Data listing:
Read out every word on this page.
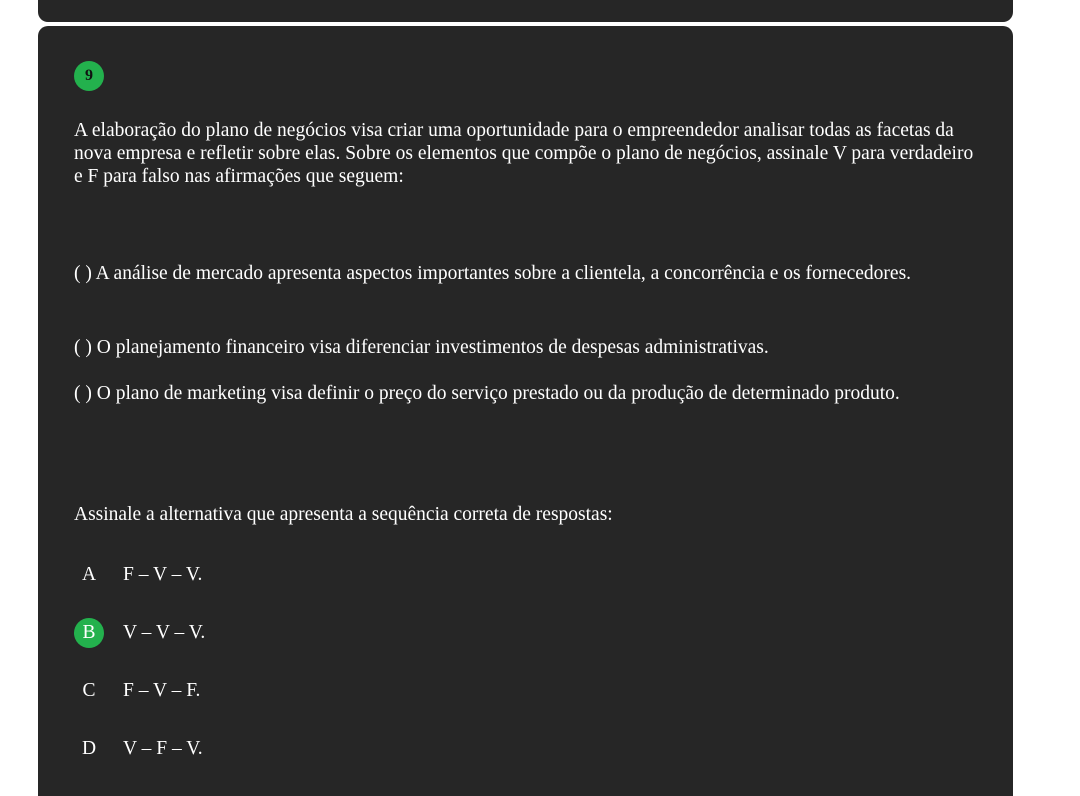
9
A elaboração do plano de negócios visa criar uma oportunidade para o empreendedor analisar todas as facetas da nova empresa e refletir sobre elas. Sobre os elementos que compõe o plano de negócios, assinale V para verdadeiro e F para falso nas afirmações que seguem:
( ) A análise de mercado apresenta aspectos importantes sobre a clientela, a concorrência e os fornecedores.
( ) O planejamento financeiro visa diferenciar investimentos de despesas administrativas.
( ) O plano de marketing visa definir o preço do serviço prestado ou da produção de determinado produto.
Assinale a alternativa que apresenta a sequência correta de respostas:
A	F – V – V.
B	V – V – V.
C	F – V – F.
D	V – F – V.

▶ Short problem:
Return every line of the records exactly as given, pictures excluded.

▶ Result:
Read out every word on this page.
9
A elaboração do plano de negócios visa criar uma oportunidade para o empreendedor analisar todas as facetas da nova empresa e refletir sobre elas. Sobre os elementos que compõe o plano de negócios, assinale V para verdadeiro e F para falso nas afirmações que seguem:
( ) A análise de mercado apresenta aspectos importantes sobre a clientela, a concorrência e os fornecedores.
( ) O planejamento financeiro visa diferenciar investimentos de despesas administrativas.
( ) O plano de marketing visa definir o preço do serviço prestado ou da produção de determinado produto.
Assinale a alternativa que apresenta a sequência correta de respostas:
A	F – V – V.
B	V – V – V.
C	F – V – F.
D	V – F – V.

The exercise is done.